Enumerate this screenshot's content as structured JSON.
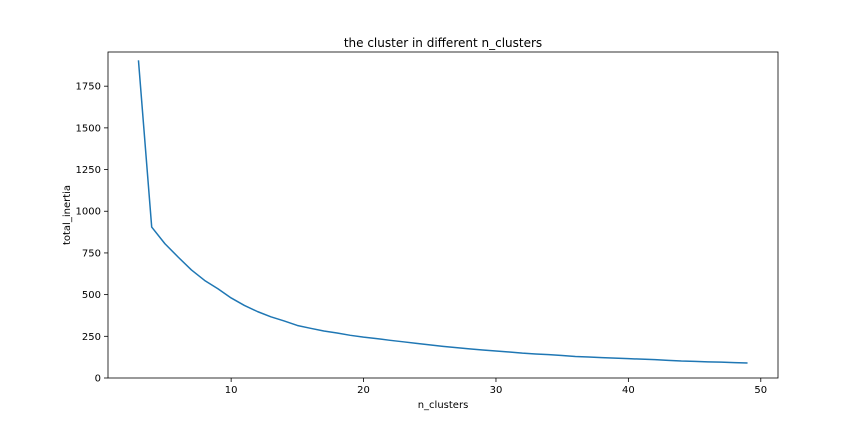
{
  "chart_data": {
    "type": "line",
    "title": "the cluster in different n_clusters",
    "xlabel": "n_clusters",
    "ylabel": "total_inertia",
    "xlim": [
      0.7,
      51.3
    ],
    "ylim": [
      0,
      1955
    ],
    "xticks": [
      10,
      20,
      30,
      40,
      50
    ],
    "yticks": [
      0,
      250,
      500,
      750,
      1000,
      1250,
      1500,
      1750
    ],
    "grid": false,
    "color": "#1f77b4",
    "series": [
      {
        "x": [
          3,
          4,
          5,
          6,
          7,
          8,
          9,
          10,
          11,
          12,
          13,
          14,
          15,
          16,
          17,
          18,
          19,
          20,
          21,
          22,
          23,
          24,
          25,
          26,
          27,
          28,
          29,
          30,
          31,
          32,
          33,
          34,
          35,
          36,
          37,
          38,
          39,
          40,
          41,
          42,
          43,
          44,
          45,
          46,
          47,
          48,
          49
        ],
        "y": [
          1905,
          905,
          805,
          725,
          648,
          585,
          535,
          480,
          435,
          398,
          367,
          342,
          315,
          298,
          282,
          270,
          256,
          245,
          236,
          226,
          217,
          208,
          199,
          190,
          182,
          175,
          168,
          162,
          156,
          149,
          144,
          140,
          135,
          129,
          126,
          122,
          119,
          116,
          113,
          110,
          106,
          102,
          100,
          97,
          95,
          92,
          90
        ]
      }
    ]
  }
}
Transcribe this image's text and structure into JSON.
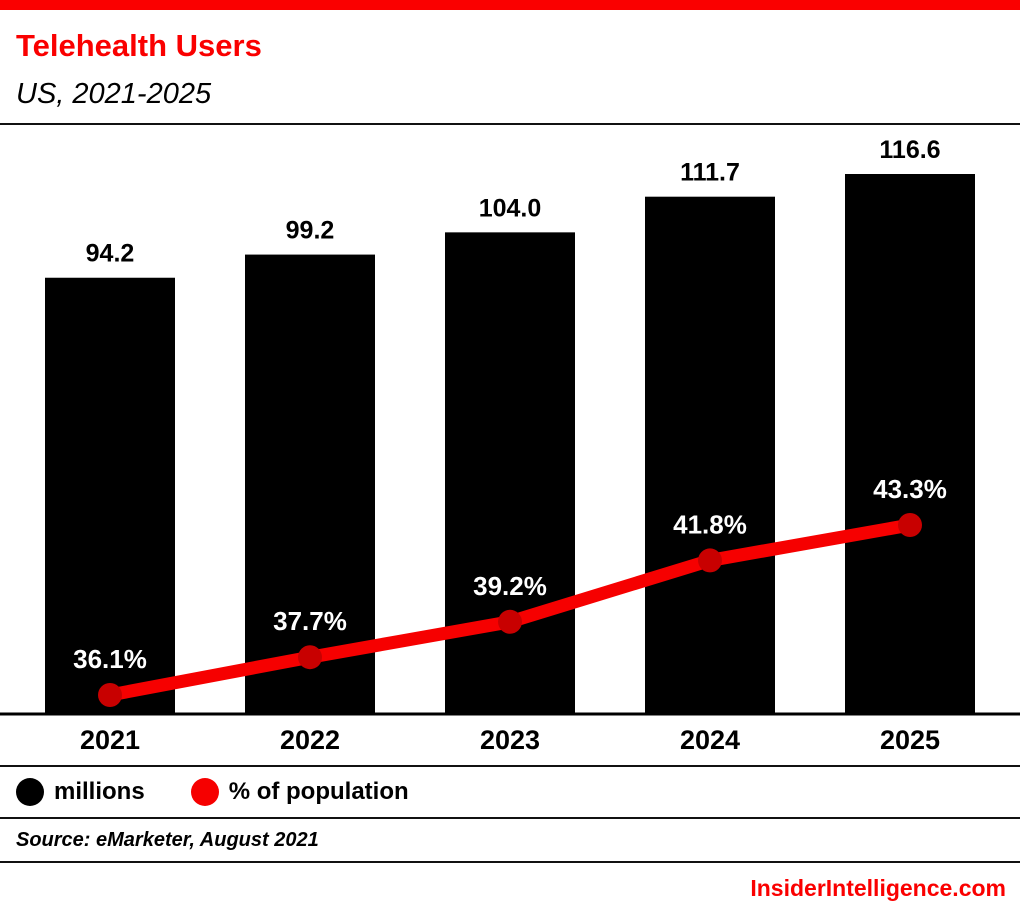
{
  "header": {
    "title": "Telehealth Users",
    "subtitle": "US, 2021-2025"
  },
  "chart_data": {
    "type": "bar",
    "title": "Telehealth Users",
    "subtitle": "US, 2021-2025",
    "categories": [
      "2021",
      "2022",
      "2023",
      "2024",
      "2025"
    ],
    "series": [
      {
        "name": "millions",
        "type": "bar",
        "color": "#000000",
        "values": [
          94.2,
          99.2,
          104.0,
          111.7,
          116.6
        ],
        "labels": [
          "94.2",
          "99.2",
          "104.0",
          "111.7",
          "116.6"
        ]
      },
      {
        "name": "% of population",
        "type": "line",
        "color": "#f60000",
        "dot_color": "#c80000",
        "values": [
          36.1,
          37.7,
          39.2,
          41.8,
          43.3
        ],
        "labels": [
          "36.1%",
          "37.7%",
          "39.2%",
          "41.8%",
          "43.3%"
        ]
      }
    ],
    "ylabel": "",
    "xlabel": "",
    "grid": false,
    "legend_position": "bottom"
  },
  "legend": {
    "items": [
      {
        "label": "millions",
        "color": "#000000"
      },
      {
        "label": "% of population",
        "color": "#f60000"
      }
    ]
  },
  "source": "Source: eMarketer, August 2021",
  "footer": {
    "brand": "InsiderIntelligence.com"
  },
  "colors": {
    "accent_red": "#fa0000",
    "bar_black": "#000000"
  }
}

-------------------------

• **Task instructions**
Extract all the entries word for word; omit any pictures.

• **Result for this exercise**
Enumerate this screenshot's content as structured JSON.
{
  "chart_data": {
    "type": "line",
    "title": "the cluster in different n_clusters",
    "xlabel": "n_clusters",
    "ylabel": "total_inertia",
    "xlim": [
      0.7,
      51.3
    ],
    "ylim": [
      0,
      1955
    ],
    "xticks": [
      10,
      20,
      30,
      40,
      50
    ],
    "yticks": [
      0,
      250,
      500,
      750,
      1000,
      1250,
      1500,
      1750
    ],
    "grid": false,
    "color": "#1f77b4",
    "series": [
      {
        "x": [
          3,
          4,
          5,
          6,
          7,
          8,
          9,
          10,
          11,
          12,
          13,
          14,
          15,
          16,
          17,
          18,
          19,
          20,
          21,
          22,
          23,
          24,
          25,
          26,
          27,
          28,
          29,
          30,
          31,
          32,
          33,
          34,
          35,
          36,
          37,
          38,
          39,
          40,
          41,
          42,
          43,
          44,
          45,
          46,
          47,
          48,
          49
        ],
        "y": [
          1905,
          905,
          805,
          725,
          648,
          585,
          535,
          480,
          435,
          398,
          367,
          342,
          315,
          298,
          282,
          270,
          256,
          245,
          236,
          226,
          217,
          208,
          199,
          190,
          182,
          175,
          168,
          162,
          156,
          149,
          144,
          140,
          135,
          129,
          126,
          122,
          119,
          116,
          113,
          110,
          106,
          102,
          100,
          97,
          95,
          92,
          90
        ]
      }
    ]
  }
}
Transcribe this image's text and structure into JSON.
{
  "header": {
    "title": "Telehealth Users",
    "subtitle": "US, 2021-2025"
  },
  "chart_data": {
    "type": "bar",
    "title": "Telehealth Users",
    "subtitle": "US, 2021-2025",
    "categories": [
      "2021",
      "2022",
      "2023",
      "2024",
      "2025"
    ],
    "series": [
      {
        "name": "millions",
        "type": "bar",
        "color": "#000000",
        "values": [
          94.2,
          99.2,
          104.0,
          111.7,
          116.6
        ],
        "labels": [
          "94.2",
          "99.2",
          "104.0",
          "111.7",
          "116.6"
        ]
      },
      {
        "name": "% of population",
        "type": "line",
        "color": "#f60000",
        "dot_color": "#c80000",
        "values": [
          36.1,
          37.7,
          39.2,
          41.8,
          43.3
        ],
        "labels": [
          "36.1%",
          "37.7%",
          "39.2%",
          "41.8%",
          "43.3%"
        ]
      }
    ],
    "ylabel": "",
    "xlabel": "",
    "grid": false,
    "legend_position": "bottom"
  },
  "legend": {
    "items": [
      {
        "label": "millions",
        "color": "#000000"
      },
      {
        "label": "% of population",
        "color": "#f60000"
      }
    ]
  },
  "source": "Source: eMarketer, August 2021",
  "footer": {
    "brand": "InsiderIntelligence.com"
  },
  "colors": {
    "accent_red": "#fa0000",
    "bar_black": "#000000"
  }
}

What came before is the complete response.